» Task brief
Find all the lines with "Fertő" and gather them.

□ □ □

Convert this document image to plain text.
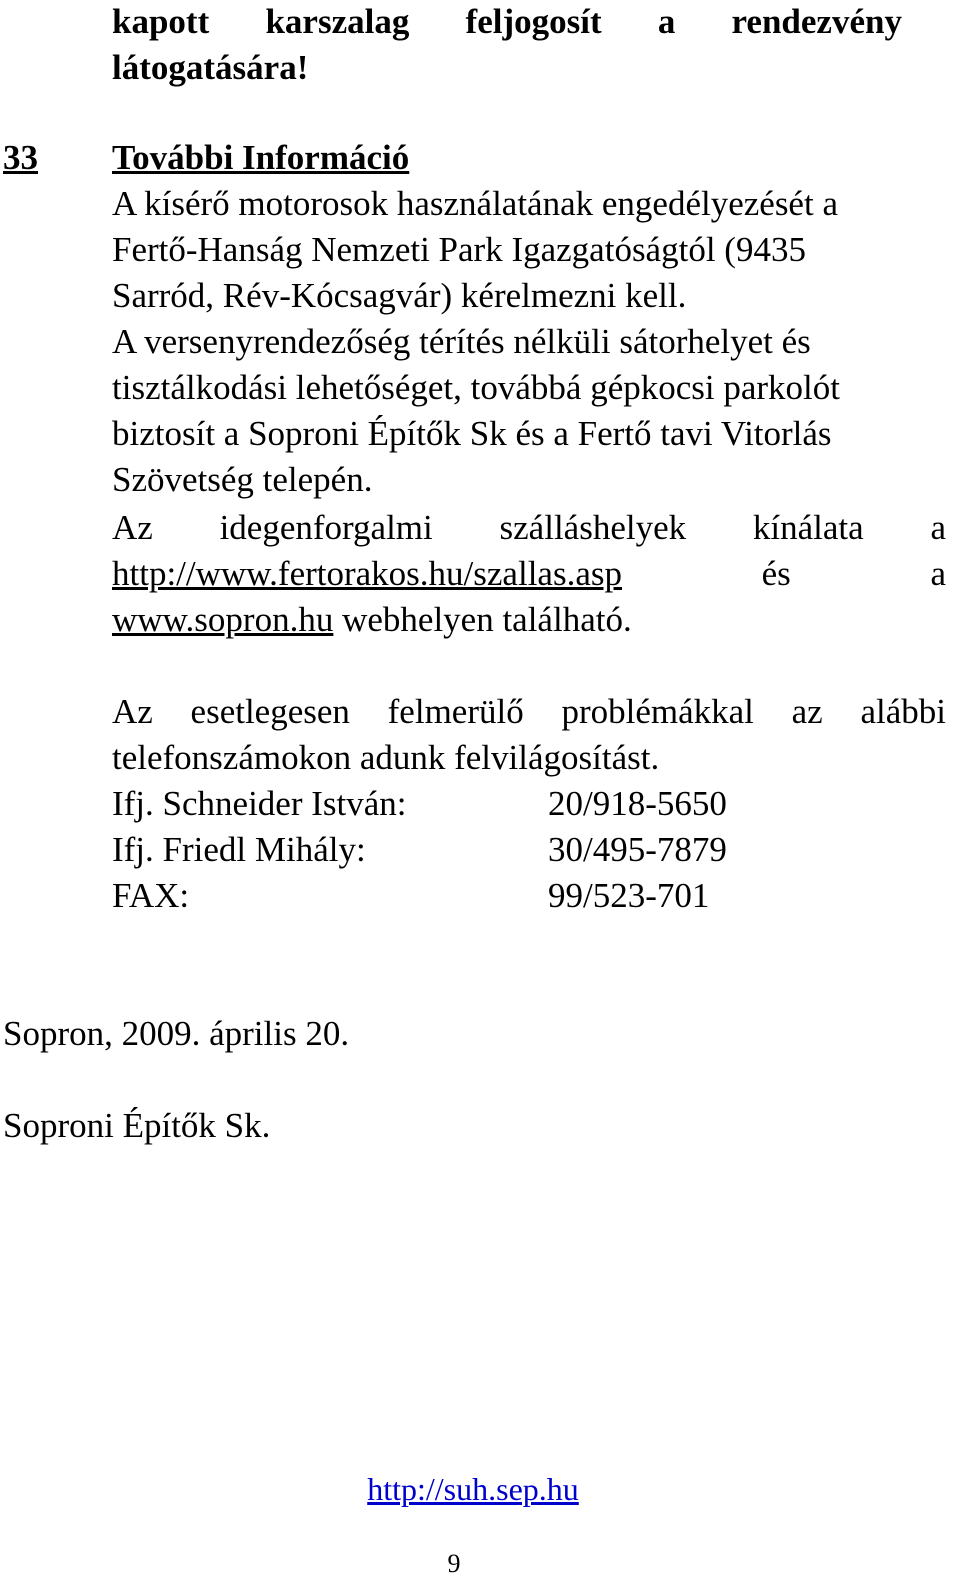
kapott karszalag feljogosít a rendezvény
látogatására!
33	További Információ
A kísérő motorosok használatának engedélyezését a
Fertő-Hanság Nemzeti Park Igazgatóságtól (9435
Sarród, Rév-Kócsagvár) kérelmezni kell.
A versenyrendezőség térítés nélküli sátorhelyet és
tisztálkodási lehetőséget, továbbá gépkocsi parkolót
biztosít a Soproni Építők Sk és a Fertő tavi Vitorlás
Szövetség telepén.
Az idegenforgalmi szálláshelyek kínálata a
http://www.fertorakos.hu/szallas.asp	és	a
www.sopron.hu webhelyen található.
Az esetlegesen felmerülő problémákkal az alábbi
telefonszámokon adunk felvilágosítást.
Ifj. Schneider István:	20/918-5650
Ifj. Friedl Mihály:	30/495-7879
FAX:	99/523-701
Sopron, 2009. április 20.
Soproni Építők Sk.
http://suh.sep.hu
9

□ □ □

» Answer for this exercise
Fertő-Hanság Nemzeti Park Igazgatóságtól (9435
biztosít a Soproni Építők Sk és a Fertő tavi Vitorlás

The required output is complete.